__Exercise input__
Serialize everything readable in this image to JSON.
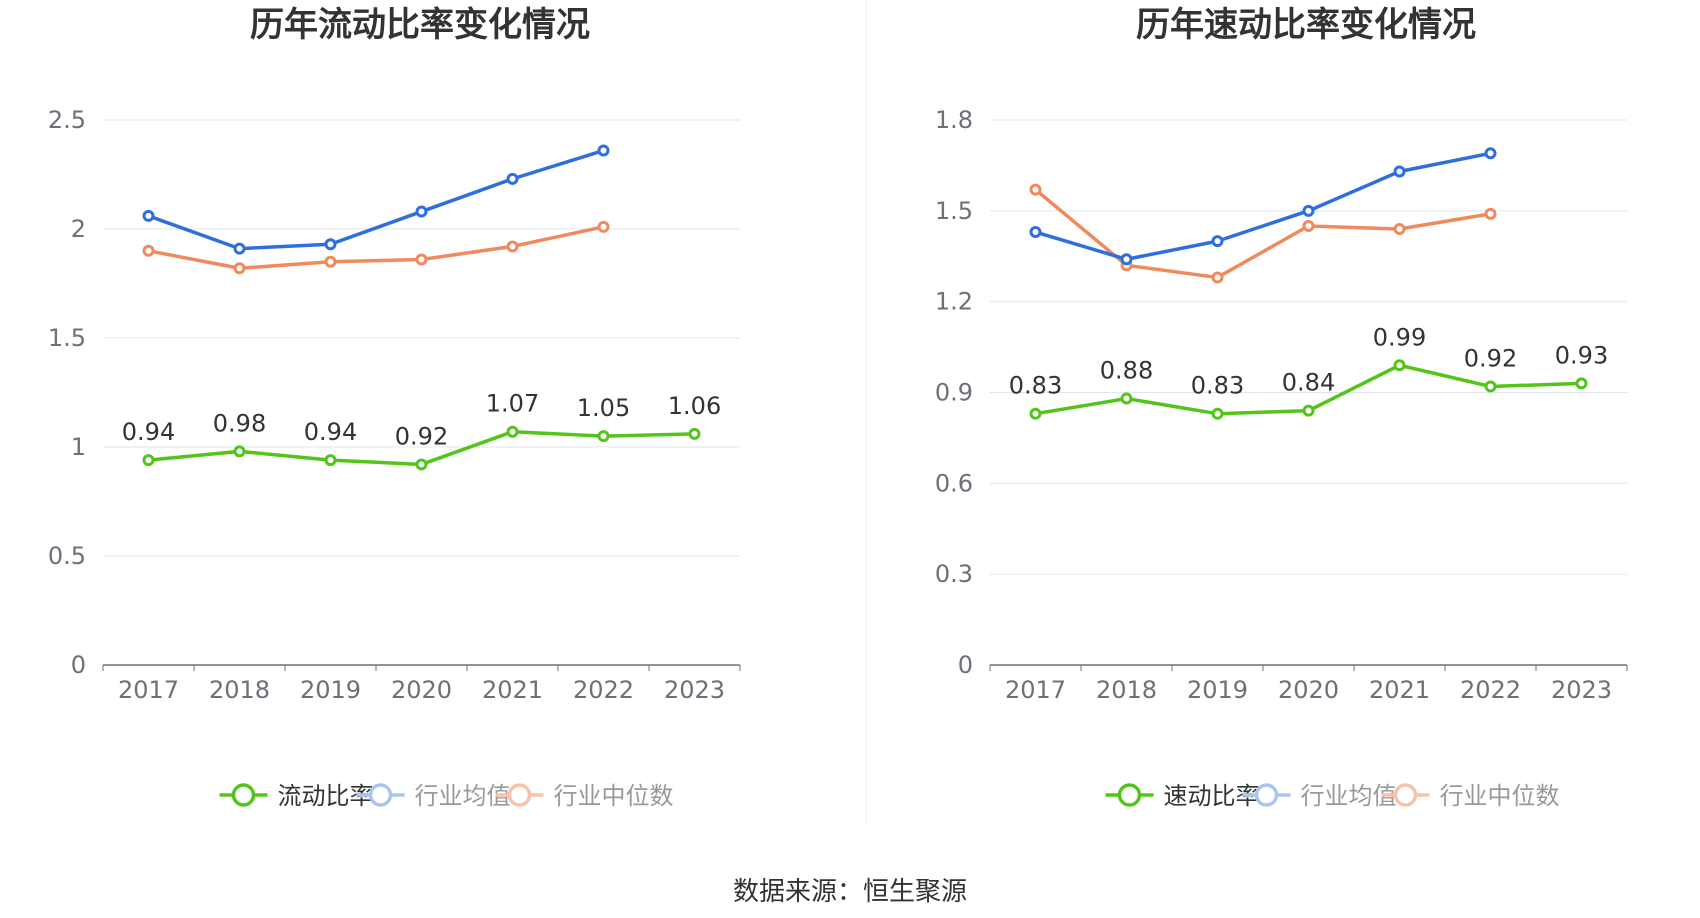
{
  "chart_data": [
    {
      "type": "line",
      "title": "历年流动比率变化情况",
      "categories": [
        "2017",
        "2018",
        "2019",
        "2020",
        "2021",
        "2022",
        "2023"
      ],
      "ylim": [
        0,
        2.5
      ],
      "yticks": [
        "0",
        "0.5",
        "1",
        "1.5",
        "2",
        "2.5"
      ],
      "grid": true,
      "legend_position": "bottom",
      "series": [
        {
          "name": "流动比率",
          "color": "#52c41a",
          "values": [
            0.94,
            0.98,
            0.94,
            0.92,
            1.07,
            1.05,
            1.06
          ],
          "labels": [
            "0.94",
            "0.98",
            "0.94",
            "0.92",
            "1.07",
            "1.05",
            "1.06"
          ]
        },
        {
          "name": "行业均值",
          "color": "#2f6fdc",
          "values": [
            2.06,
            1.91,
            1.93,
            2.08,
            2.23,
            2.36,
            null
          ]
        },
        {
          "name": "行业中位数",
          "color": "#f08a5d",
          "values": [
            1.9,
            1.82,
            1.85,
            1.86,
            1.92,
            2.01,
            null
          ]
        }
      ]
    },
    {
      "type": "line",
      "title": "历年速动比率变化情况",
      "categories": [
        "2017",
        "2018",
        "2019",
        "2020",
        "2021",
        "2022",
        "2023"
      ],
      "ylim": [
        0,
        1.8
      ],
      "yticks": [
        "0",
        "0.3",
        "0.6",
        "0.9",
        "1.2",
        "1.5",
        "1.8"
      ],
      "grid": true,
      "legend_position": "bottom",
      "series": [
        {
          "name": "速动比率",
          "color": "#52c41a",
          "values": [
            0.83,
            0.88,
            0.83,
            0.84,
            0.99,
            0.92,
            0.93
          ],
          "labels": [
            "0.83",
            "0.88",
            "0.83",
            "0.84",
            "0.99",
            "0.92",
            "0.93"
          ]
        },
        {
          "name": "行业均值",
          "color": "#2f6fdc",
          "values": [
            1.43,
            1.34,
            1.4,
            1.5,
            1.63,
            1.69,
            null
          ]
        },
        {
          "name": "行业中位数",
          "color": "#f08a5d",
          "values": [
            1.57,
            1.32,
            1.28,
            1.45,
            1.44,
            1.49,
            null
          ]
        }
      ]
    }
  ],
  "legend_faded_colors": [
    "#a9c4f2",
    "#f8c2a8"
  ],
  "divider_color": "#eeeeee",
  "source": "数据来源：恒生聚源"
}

__Task details__
Across the records above, count the lines holding "title" and reply with that number alone.

__Answer below__
2